GIVEN REQUEST: Looking at the listing, state how many of its lines contain the string "nbefore". Write only the number.

MATERIAL:
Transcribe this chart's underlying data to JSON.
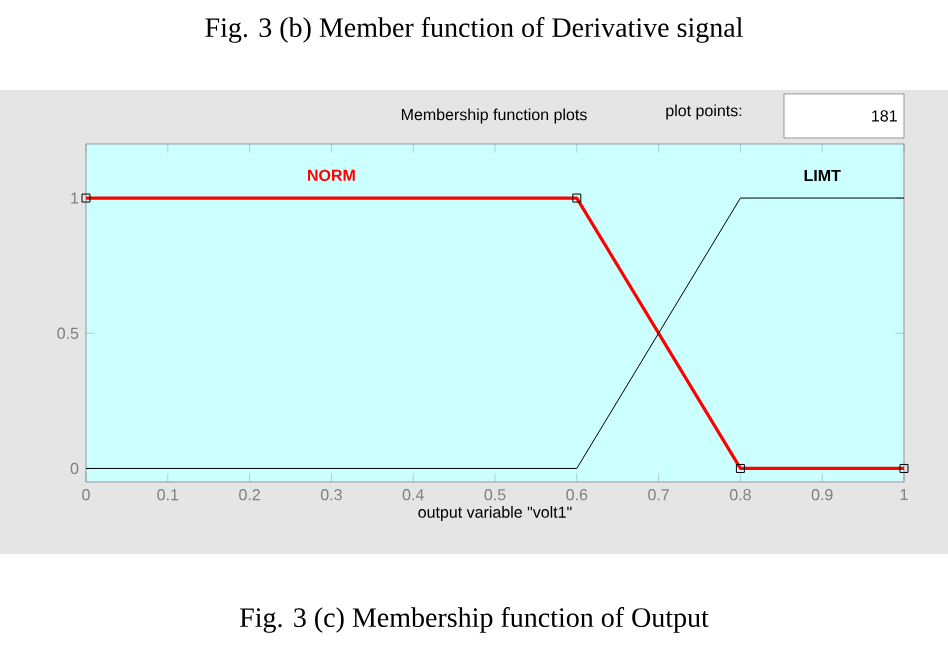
{
  "chart_data": {
    "type": "line",
    "title": "Fig. 3 (c) Membership function of Output",
    "annotations": [
      "Fig. 3 (b) Member function of Derivative signal",
      "Membership function plots",
      "plot points:",
      "181"
    ],
    "xlabel": "output variable \"volt1\"",
    "xlim": [
      0,
      1
    ],
    "ylim": [
      -0.05,
      1.2
    ],
    "xticks": [
      0,
      0.1,
      0.2,
      0.3,
      0.4,
      0.5,
      0.6,
      0.7,
      0.8,
      0.9,
      1
    ],
    "yticks": [
      0,
      0.5,
      1
    ],
    "series": [
      {
        "name": "NORM",
        "color": "#ff0000",
        "x": [
          0,
          0.6,
          0.8,
          1
        ],
        "values": [
          1,
          1,
          0,
          0
        ],
        "marker": "square"
      },
      {
        "name": "LIMT",
        "color": "#000000",
        "x": [
          0,
          0.6,
          0.8,
          1
        ],
        "values": [
          0,
          0,
          1,
          1
        ]
      }
    ]
  }
}
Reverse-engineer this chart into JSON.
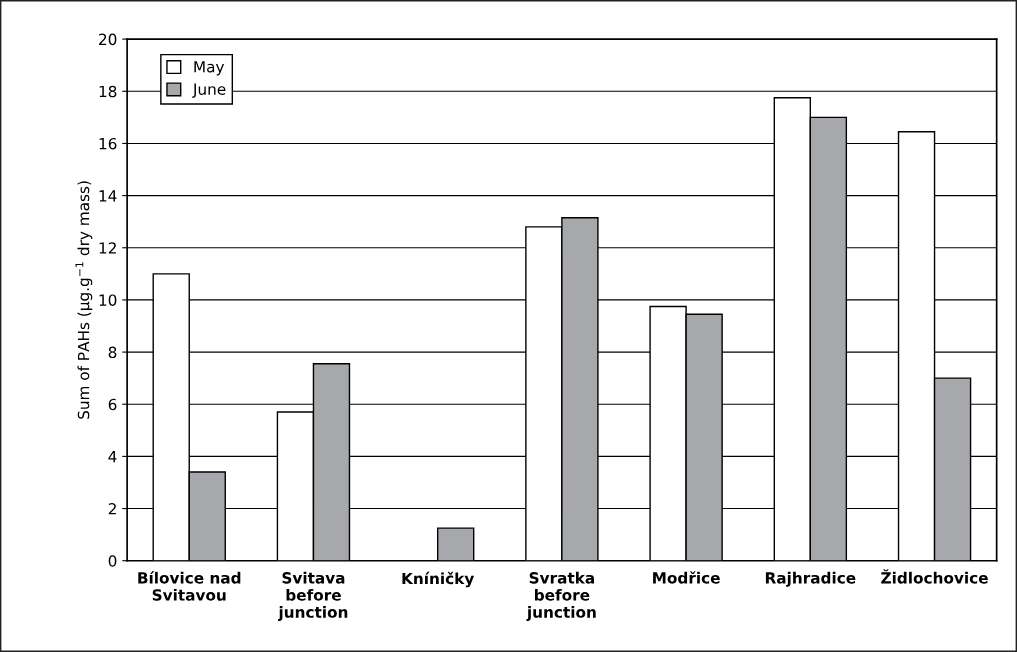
{
  "chart_data": {
    "type": "bar",
    "ylabel": "Sum of PAHs (µg.g$^{−1}$ dry mass)",
    "categories": [
      "Bílovice nad\nSvitavou",
      "Svitava\nbefore\njunction",
      "Kníničky",
      "Svratka\nbefore\njunction",
      "Modřice",
      "Rajhradice",
      "Židlochovice"
    ],
    "series": [
      {
        "name": "May",
        "color": "#ffffff",
        "values": [
          11.0,
          5.7,
          null,
          12.8,
          9.75,
          17.75,
          16.45
        ]
      },
      {
        "name": "June",
        "color": "#a7a8ac",
        "values": [
          3.4,
          7.55,
          1.25,
          13.15,
          9.45,
          17.0,
          7.0
        ]
      }
    ],
    "ylim": [
      0,
      20
    ],
    "yticks": [
      0,
      2,
      4,
      6,
      8,
      10,
      12,
      14,
      16,
      18,
      20
    ],
    "grid": "y",
    "legend": "top left"
  }
}
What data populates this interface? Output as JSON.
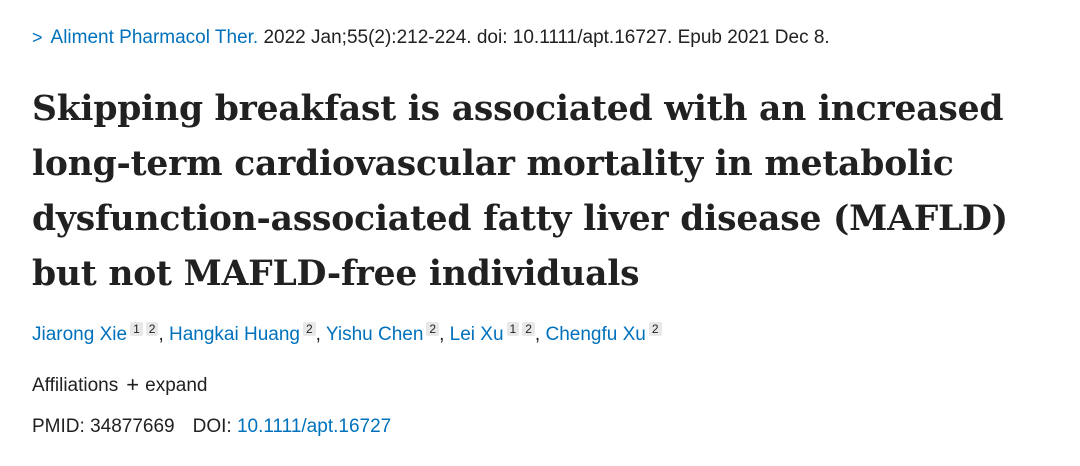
{
  "citation": {
    "chevron": ">",
    "journal": "Aliment Pharmacol Ther.",
    "details": "2022 Jan;55(2):212-224. doi: 10.1111/apt.16727. Epub 2021 Dec 8."
  },
  "title": {
    "lines": [
      "Skipping breakfast is associated with an increased",
      "long-term cardiovascular mortality in metabolic",
      "dysfunction-associated fatty liver disease (MAFLD)",
      "but not MAFLD-free individuals"
    ]
  },
  "authors": [
    {
      "name": "Jiarong Xie",
      "affiliations": [
        "1",
        "2"
      ]
    },
    {
      "name": "Hangkai Huang",
      "affiliations": [
        "2"
      ]
    },
    {
      "name": "Yishu Chen",
      "affiliations": [
        "2"
      ]
    },
    {
      "name": "Lei Xu",
      "affiliations": [
        "1",
        "2"
      ]
    },
    {
      "name": "Chengfu Xu",
      "affiliations": [
        "2"
      ]
    }
  ],
  "affiliations_toggle": {
    "label": "Affiliations",
    "icon": "plus-icon",
    "action": "expand"
  },
  "identifiers": {
    "pmid_label": "PMID:",
    "pmid": "34877669",
    "doi_label": "DOI:",
    "doi": "10.1111/apt.16727"
  },
  "colors": {
    "link": "#0071bc",
    "text": "#212121",
    "superscript_bg": "#e8e8e8"
  }
}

TASK RESPONSE: 2